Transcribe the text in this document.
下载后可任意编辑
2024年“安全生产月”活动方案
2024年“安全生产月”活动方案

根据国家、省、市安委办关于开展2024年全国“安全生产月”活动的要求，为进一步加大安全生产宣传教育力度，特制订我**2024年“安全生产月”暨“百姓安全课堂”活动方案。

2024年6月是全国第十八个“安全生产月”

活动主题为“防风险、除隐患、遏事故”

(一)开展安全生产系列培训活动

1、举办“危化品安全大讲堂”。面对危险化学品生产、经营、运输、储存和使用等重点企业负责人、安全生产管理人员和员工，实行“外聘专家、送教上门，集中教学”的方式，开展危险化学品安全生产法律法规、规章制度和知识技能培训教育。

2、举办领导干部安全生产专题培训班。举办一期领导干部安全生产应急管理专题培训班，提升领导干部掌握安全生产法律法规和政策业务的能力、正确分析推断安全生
##############################
Your task is to repeat the data exactly, with nothing left out.

ANSWER TO THE EXERCISE:
Transcribe the text in this document.
下载后可任意编辑
2024年“安全生产月”活动方案
2024年“安全生产月”活动方案

根据国家、省、市安委办关于开展2024年全国“安全生产月”活动的要求，为进一步加大安全生产宣传教育力度，特制订我**2024年“安全生产月”暨“百姓安全课堂”活动方案。

2024年6月是全国第十八个“安全生产月”

活动主题为“防风险、除隐患、遏事故”

(一)开展安全生产系列培训活动

1、举办“危化品安全大讲堂”。面对危险化学品生产、经营、运输、储存和使用等重点企业负责人、安全生产管理人员和员工，实行“外聘专家、送教上门，集中教学”的方式，开展危险化学品安全生产法律法规、规章制度和知识技能培训教育。

2、举办领导干部安全生产专题培训班。举办一期领导干部安全生产应急管理专题培训班，提升领导干部掌握安全生产法律法规和政策业务的能力、正确分析推断安全生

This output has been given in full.